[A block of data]

>>>

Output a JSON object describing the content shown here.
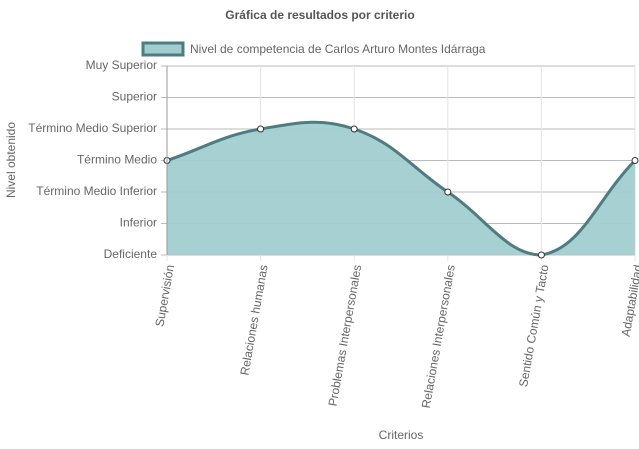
{
  "chart_data": {
    "type": "line",
    "title": "Gráfica de resultados por criterio",
    "x_label": "Criterios",
    "y_label": "Nivel obtenido",
    "categories": [
      "Supervisión",
      "Relaciones humanas",
      "Problemas Interpersonales",
      "Relaciones Interpersonales",
      "Sentido Común y Tacto",
      "Adaptabilidad"
    ],
    "series": [
      {
        "name": "Nivel de competencia de Carlos Arturo Montes Idárraga",
        "color": "#4f7c82",
        "fill": "#a1cdd0",
        "values": [
          3,
          4,
          4,
          2,
          0,
          3
        ]
      }
    ],
    "ylim": [
      0,
      6
    ],
    "yticks": [
      {
        "value": 0,
        "label": "Deficiente"
      },
      {
        "value": 1,
        "label": "Inferior"
      },
      {
        "value": 2,
        "label": "Término Medio Inferior"
      },
      {
        "value": 3,
        "label": "Término Medio"
      },
      {
        "value": 4,
        "label": "Término Medio Superior"
      },
      {
        "value": 5,
        "label": "Superior"
      },
      {
        "value": 6,
        "label": "Muy Superior"
      }
    ],
    "grid": true,
    "smooth": true,
    "legend": "top"
  }
}
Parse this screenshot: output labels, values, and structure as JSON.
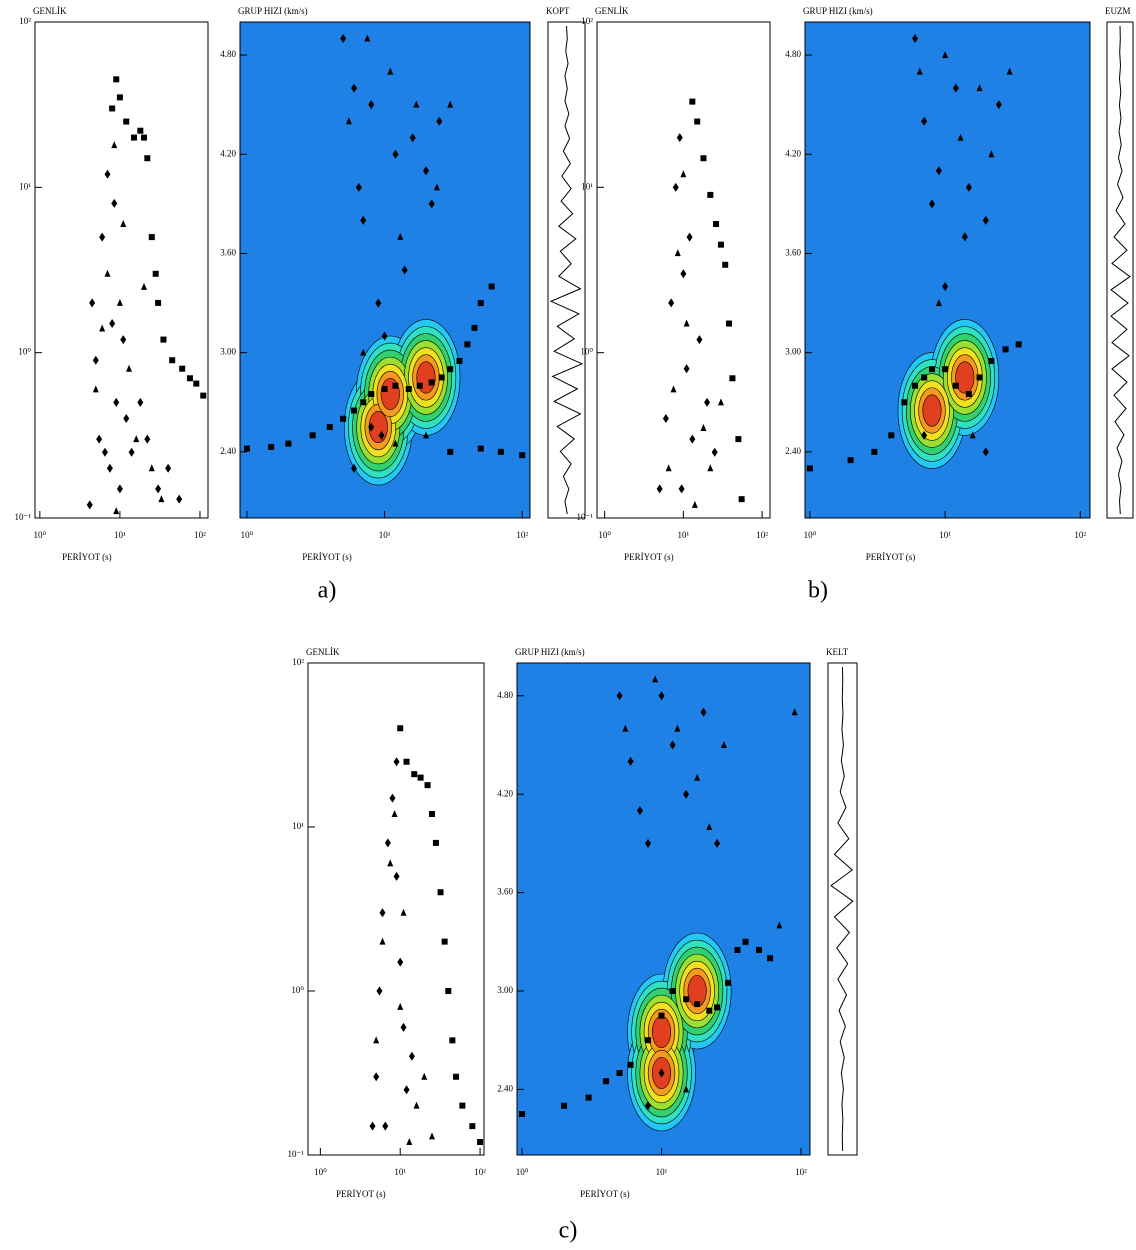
{
  "captions": [
    "a)",
    "b)",
    "c)"
  ],
  "chart_data": [
    {
      "type": "scatter",
      "title": "GENLİK",
      "xlabel": "PERİYOT (s)",
      "xscale": "log",
      "yscale": "log",
      "xlim": [
        0.87,
        126
      ],
      "ylim": [
        0.1,
        100
      ],
      "xticks": [
        {
          "value": 1,
          "label": "10⁰"
        },
        {
          "value": 10,
          "label": "10¹"
        },
        {
          "value": 100,
          "label": "10²"
        }
      ],
      "yticks": [
        {
          "value": 0.1,
          "label": "10⁻¹"
        },
        {
          "value": 1,
          "label": "10⁰"
        },
        {
          "value": 10,
          "label": "10¹"
        },
        {
          "value": 100,
          "label": "10²"
        }
      ],
      "series": [
        {
          "marker": "square",
          "color": "#000000",
          "x": [
            8,
            9,
            10,
            12,
            15,
            18,
            20,
            22,
            25,
            28,
            30,
            35,
            45,
            60,
            75,
            90,
            110
          ],
          "values": [
            30,
            45,
            35,
            25,
            20,
            22,
            20,
            15,
            5,
            3,
            2,
            1.2,
            0.9,
            0.8,
            0.7,
            0.65,
            0.55
          ]
        },
        {
          "marker": "diamond",
          "color": "#000000",
          "x": [
            4.5,
            5,
            5.5,
            6,
            7,
            7.5,
            8,
            9,
            10,
            11,
            12,
            14,
            18,
            22,
            30,
            40,
            55,
            4.2,
            6.5,
            8.5
          ],
          "values": [
            2,
            0.9,
            0.3,
            5,
            12,
            0.2,
            1.5,
            0.5,
            0.15,
            1.2,
            0.4,
            0.25,
            0.5,
            0.3,
            0.15,
            0.2,
            0.13,
            0.12,
            0.25,
            8
          ]
        },
        {
          "marker": "triangle",
          "color": "#000000",
          "x": [
            5,
            6,
            7,
            8.5,
            10,
            13,
            16,
            20,
            25,
            33,
            9,
            11
          ],
          "values": [
            0.6,
            1.4,
            3,
            18,
            2,
            0.8,
            0.3,
            2.5,
            0.2,
            0.13,
            0.11,
            6
          ]
        }
      ]
    },
    {
      "type": "contour",
      "title": "GRUP HIZI (km/s)",
      "xlabel": "PERİYOT (s)",
      "xscale": "log",
      "xlim": [
        0.89,
        114
      ],
      "ylim": [
        2.0,
        5.0
      ],
      "xticks": [
        {
          "value": 1,
          "label": "10⁰"
        },
        {
          "value": 10,
          "label": "10¹"
        },
        {
          "value": 100,
          "label": "10²"
        }
      ],
      "yticks": [
        {
          "value": 2.4,
          "label": "2.40"
        },
        {
          "value": 3,
          "label": "3.00"
        },
        {
          "value": 3.6,
          "label": "3.60"
        },
        {
          "value": 4.2,
          "label": "4.20"
        },
        {
          "value": 4.8,
          "label": "4.80"
        }
      ],
      "background": "#1f80e6",
      "contour_colors": [
        "#25c8f5",
        "#30e0c0",
        "#33d070",
        "#9be030",
        "#f0e020",
        "#f59a20",
        "#e04020"
      ],
      "peaks": {
        "x": [
          9,
          11,
          20
        ],
        "values": [
          2.55,
          2.75,
          2.85
        ]
      },
      "series": [
        {
          "marker": "square",
          "color": "#000000",
          "x": [
            1,
            1.5,
            2,
            3,
            4,
            5,
            6,
            7,
            8,
            10,
            12,
            15,
            18,
            22,
            26,
            30,
            35,
            40,
            45,
            50,
            60,
            30,
            50,
            70,
            100
          ],
          "values": [
            2.42,
            2.43,
            2.45,
            2.5,
            2.55,
            2.6,
            2.65,
            2.7,
            2.75,
            2.78,
            2.8,
            2.78,
            2.8,
            2.82,
            2.85,
            2.9,
            2.95,
            3.05,
            3.15,
            3.3,
            3.4,
            2.4,
            2.42,
            2.4,
            2.38
          ]
        },
        {
          "marker": "diamond",
          "color": "#000000",
          "x": [
            5,
            6,
            6.5,
            7,
            8,
            9,
            10,
            12,
            14,
            16,
            20,
            22,
            25,
            9.5,
            8,
            6
          ],
          "values": [
            4.9,
            4.6,
            4.0,
            3.8,
            4.5,
            3.3,
            3.1,
            4.2,
            3.5,
            4.3,
            4.1,
            3.9,
            4.4,
            2.5,
            2.55,
            2.3
          ]
        },
        {
          "marker": "triangle",
          "color": "#000000",
          "x": [
            5.5,
            7.5,
            11,
            13,
            17,
            24,
            30,
            7,
            12,
            20
          ],
          "values": [
            4.4,
            4.9,
            4.7,
            3.7,
            4.5,
            4.0,
            4.5,
            3.0,
            2.45,
            2.5
          ]
        }
      ]
    },
    {
      "type": "trace",
      "title": "KOPT",
      "color": "#000000",
      "values": [
        0,
        0.05,
        -0.05,
        0.1,
        -0.1,
        0.05,
        -0.1,
        0.15,
        -0.1,
        0.2,
        -0.2,
        0.25,
        -0.3,
        0.3,
        -0.35,
        0.4,
        -0.5,
        0.6,
        -0.4,
        0.3,
        -0.5,
        0.9,
        -1,
        0.8,
        -0.6,
        0.5,
        -0.8,
        1,
        -0.9,
        0.7,
        -0.8,
        0.9,
        -0.6,
        0.5,
        -0.4,
        0.3,
        -0.2,
        0.15,
        -0.1,
        0.05
      ]
    },
    {
      "type": "scatter",
      "title": "GENLİK",
      "xlabel": "PERİYOT (s)",
      "xscale": "log",
      "yscale": "log",
      "xlim": [
        0.8,
        126
      ],
      "ylim": [
        0.1,
        100
      ],
      "xticks": [
        {
          "value": 1,
          "label": "10⁰"
        },
        {
          "value": 10,
          "label": "10¹"
        },
        {
          "value": 100,
          "label": "10²"
        }
      ],
      "yticks": [
        {
          "value": 0.1,
          "label": "10⁻¹"
        },
        {
          "value": 1,
          "label": "10⁰"
        },
        {
          "value": 10,
          "label": "10¹"
        },
        {
          "value": 100,
          "label": "10²"
        }
      ],
      "series": [
        {
          "marker": "square",
          "color": "#000000",
          "x": [
            13,
            15,
            18,
            22,
            26,
            30,
            34,
            38,
            42,
            50,
            55
          ],
          "values": [
            33,
            25,
            15,
            9,
            6,
            4.5,
            3.4,
            1.5,
            0.7,
            0.3,
            0.13
          ]
        },
        {
          "marker": "diamond",
          "color": "#000000",
          "x": [
            5,
            6,
            7,
            8,
            9,
            10,
            11,
            13,
            16,
            20,
            25,
            9.5,
            12
          ],
          "values": [
            0.15,
            0.4,
            2,
            10,
            20,
            3,
            0.8,
            0.3,
            1.2,
            0.5,
            0.25,
            0.15,
            5
          ]
        },
        {
          "marker": "triangle",
          "color": "#000000",
          "x": [
            6.5,
            7.5,
            8.5,
            11,
            14,
            18,
            22,
            30,
            10
          ],
          "values": [
            0.2,
            0.6,
            4,
            1.5,
            0.12,
            0.35,
            0.2,
            0.5,
            12
          ]
        }
      ]
    },
    {
      "type": "contour",
      "title": "GRUP HIZI (km/s)",
      "xlabel": "PERİYOT (s)",
      "xscale": "log",
      "xlim": [
        0.92,
        118
      ],
      "ylim": [
        2.0,
        5.0
      ],
      "xticks": [
        {
          "value": 1,
          "label": "10⁰"
        },
        {
          "value": 10,
          "label": "10¹"
        },
        {
          "value": 100,
          "label": "10²"
        }
      ],
      "yticks": [
        {
          "value": 2.4,
          "label": "2.40"
        },
        {
          "value": 3,
          "label": "3.00"
        },
        {
          "value": 3.6,
          "label": "3.60"
        },
        {
          "value": 4.2,
          "label": "4.20"
        },
        {
          "value": 4.8,
          "label": "4.80"
        }
      ],
      "background": "#1f80e6",
      "contour_colors": [
        "#25c8f5",
        "#30e0c0",
        "#33d070",
        "#9be030",
        "#f0e020",
        "#f59a20",
        "#e04020"
      ],
      "peaks": {
        "x": [
          8,
          14
        ],
        "values": [
          2.65,
          2.85
        ]
      },
      "series": [
        {
          "marker": "square",
          "color": "#000000",
          "x": [
            1,
            2,
            3,
            4,
            5,
            6,
            7,
            8,
            10,
            12,
            15,
            18,
            22,
            28,
            35
          ],
          "values": [
            2.3,
            2.35,
            2.4,
            2.5,
            2.7,
            2.8,
            2.85,
            2.9,
            2.9,
            2.8,
            2.75,
            2.85,
            2.95,
            3.02,
            3.05
          ]
        },
        {
          "marker": "diamond",
          "color": "#000000",
          "x": [
            6,
            7,
            8,
            9,
            12,
            15,
            20,
            25,
            10,
            14,
            7,
            20
          ],
          "values": [
            4.9,
            4.4,
            3.9,
            4.1,
            4.6,
            4.0,
            3.8,
            4.5,
            3.4,
            3.7,
            2.5,
            2.4
          ]
        },
        {
          "marker": "triangle",
          "color": "#000000",
          "x": [
            6.5,
            10,
            13,
            18,
            22,
            30,
            9,
            16
          ],
          "values": [
            4.7,
            4.8,
            4.3,
            4.6,
            4.2,
            4.7,
            3.3,
            2.5
          ]
        }
      ]
    },
    {
      "type": "trace",
      "title": "EUZM",
      "color": "#000000",
      "values": [
        0,
        0.03,
        -0.03,
        0.05,
        -0.05,
        0.08,
        -0.06,
        0.1,
        -0.1,
        0.12,
        -0.15,
        0.2,
        -0.25,
        0.3,
        -0.4,
        0.5,
        -0.6,
        0.7,
        -0.8,
        1,
        -0.9,
        0.8,
        -0.9,
        0.7,
        -0.8,
        0.9,
        -0.8,
        0.7,
        -0.6,
        0.6,
        -0.5,
        0.4,
        -0.3,
        0.2,
        -0.15,
        0.1,
        -0.05,
        0.03
      ]
    },
    {
      "type": "scatter",
      "title": "GENLİK",
      "xlabel": "PERİYOT (s)",
      "xscale": "log",
      "yscale": "log",
      "xlim": [
        0.7,
        112
      ],
      "ylim": [
        0.1,
        100
      ],
      "xticks": [
        {
          "value": 1,
          "label": "10⁰"
        },
        {
          "value": 10,
          "label": "10¹"
        },
        {
          "value": 100,
          "label": "10²"
        }
      ],
      "yticks": [
        {
          "value": 0.1,
          "label": "10⁻¹"
        },
        {
          "value": 1,
          "label": "10⁰"
        },
        {
          "value": 10,
          "label": "10¹"
        },
        {
          "value": 100,
          "label": "10²"
        }
      ],
      "series": [
        {
          "marker": "square",
          "color": "#000000",
          "x": [
            10,
            12,
            15,
            18,
            22,
            25,
            28,
            32,
            36,
            40,
            45,
            50,
            60,
            80,
            100
          ],
          "values": [
            40,
            25,
            21,
            20,
            18,
            12,
            8,
            4,
            2,
            1,
            0.5,
            0.3,
            0.2,
            0.15,
            0.12
          ]
        },
        {
          "marker": "diamond",
          "color": "#000000",
          "x": [
            4.5,
            5,
            5.5,
            6,
            7,
            8,
            9,
            10,
            11,
            12,
            14,
            6.5,
            9
          ],
          "values": [
            0.15,
            0.3,
            1,
            3,
            8,
            15,
            5,
            1.5,
            0.6,
            0.25,
            0.4,
            0.15,
            25
          ]
        },
        {
          "marker": "triangle",
          "color": "#000000",
          "x": [
            5,
            6,
            7.5,
            8.5,
            11,
            13,
            16,
            20,
            25,
            10
          ],
          "values": [
            0.5,
            2,
            6,
            12,
            3,
            0.12,
            0.2,
            0.3,
            0.13,
            0.8
          ]
        }
      ]
    },
    {
      "type": "contour",
      "title": "GRUP HIZI (km/s)",
      "xlabel": "PERİYOT (s)",
      "xscale": "log",
      "xlim": [
        0.92,
        116
      ],
      "ylim": [
        2.0,
        5.0
      ],
      "xticks": [
        {
          "value": 1,
          "label": "10⁰"
        },
        {
          "value": 10,
          "label": "10¹"
        },
        {
          "value": 100,
          "label": "10²"
        }
      ],
      "yticks": [
        {
          "value": 2.4,
          "label": "2.40"
        },
        {
          "value": 3,
          "label": "3.00"
        },
        {
          "value": 3.6,
          "label": "3.60"
        },
        {
          "value": 4.2,
          "label": "4.20"
        },
        {
          "value": 4.8,
          "label": "4.80"
        }
      ],
      "background": "#1f80e6",
      "contour_colors": [
        "#25c8f5",
        "#30e0c0",
        "#33d070",
        "#9be030",
        "#f0e020",
        "#f59a20",
        "#e04020"
      ],
      "peaks": {
        "x": [
          10,
          10,
          18
        ],
        "values": [
          2.75,
          2.5,
          3.0
        ]
      },
      "series": [
        {
          "marker": "square",
          "color": "#000000",
          "x": [
            1,
            2,
            3,
            4,
            5,
            6,
            8,
            10,
            12,
            15,
            18,
            22,
            25,
            30,
            35,
            40,
            50,
            60
          ],
          "values": [
            2.25,
            2.3,
            2.35,
            2.45,
            2.5,
            2.55,
            2.7,
            2.85,
            3.0,
            2.95,
            2.92,
            2.88,
            2.9,
            3.05,
            3.25,
            3.3,
            3.25,
            3.2
          ]
        },
        {
          "marker": "diamond",
          "color": "#000000",
          "x": [
            5,
            6,
            7,
            8,
            10,
            12,
            15,
            20,
            25,
            8,
            10
          ],
          "values": [
            4.8,
            4.4,
            4.1,
            3.9,
            4.8,
            4.5,
            4.2,
            4.7,
            3.9,
            2.3,
            2.5
          ]
        },
        {
          "marker": "triangle",
          "color": "#000000",
          "x": [
            5.5,
            9,
            13,
            18,
            22,
            28,
            70,
            90,
            15
          ],
          "values": [
            4.6,
            4.9,
            4.6,
            4.3,
            4.0,
            4.5,
            3.4,
            4.7,
            2.4
          ]
        }
      ]
    },
    {
      "type": "trace",
      "title": "KELT",
      "color": "#000000",
      "values": [
        0,
        0.02,
        -0.02,
        0.04,
        -0.05,
        0.08,
        -0.1,
        0.15,
        -0.2,
        0.3,
        -0.4,
        0.55,
        -0.7,
        0.85,
        -1,
        0.9,
        -0.7,
        0.6,
        -0.5,
        0.45,
        -0.4,
        0.35,
        -0.3,
        0.25,
        -0.2,
        0.15,
        -0.1,
        0.08,
        -0.05,
        0.03,
        -0.02,
        0.01
      ]
    }
  ]
}
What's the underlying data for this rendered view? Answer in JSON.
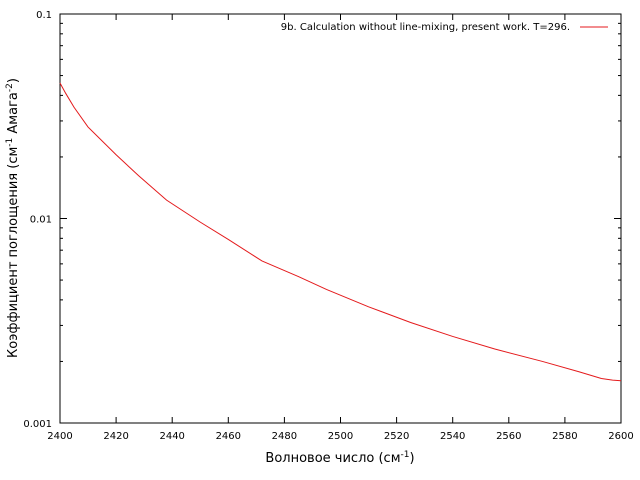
{
  "chart_data": {
    "type": "line",
    "title": "",
    "xlabel": "Волновое число (см",
    "xlabel_sup": "-1",
    "xlabel_end": ")",
    "ylabel": "Коэффициент поглощения (см",
    "ylabel_sup1": "-1",
    "ylabel_mid": " Амага",
    "ylabel_sup2": "-2",
    "ylabel_end": ")",
    "xlim": [
      2400,
      2600
    ],
    "ylim": [
      0.001,
      0.1
    ],
    "y_scale": "log",
    "grid": false,
    "legend_position": "top-right",
    "x_ticks": [
      2400,
      2420,
      2440,
      2460,
      2480,
      2500,
      2520,
      2540,
      2560,
      2580,
      2600
    ],
    "x_tick_labels": [
      "2400",
      "2420",
      "2440",
      "2460",
      "2480",
      "2500",
      "2520",
      "2540",
      "2560",
      "2580",
      "2600"
    ],
    "y_ticks": [
      0.001,
      0.01,
      0.1
    ],
    "y_tick_labels": [
      "0.001",
      "0.01",
      "0.1"
    ],
    "series": [
      {
        "name": "9b. Calculation without line-mixing, present work. T=296.",
        "color": "#e41a1c",
        "x": [
          2400,
          2402,
          2405,
          2410,
          2420,
          2428,
          2438,
          2450,
          2460,
          2472,
          2485,
          2495,
          2510,
          2525,
          2540,
          2555,
          2572,
          2585,
          2593,
          2597,
          2600
        ],
        "y": [
          0.046,
          0.041,
          0.035,
          0.028,
          0.0205,
          0.0162,
          0.0123,
          0.0096,
          0.0079,
          0.0062,
          0.0052,
          0.0045,
          0.0037,
          0.0031,
          0.00265,
          0.0023,
          0.002,
          0.00178,
          0.00165,
          0.00162,
          0.00161
        ]
      }
    ]
  }
}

<<<

__Your goal__
Copy every line of the listing containing the string "Relaciones".

__Finished task__
      "Relaciones humanas",
      "Relaciones Interpersonales",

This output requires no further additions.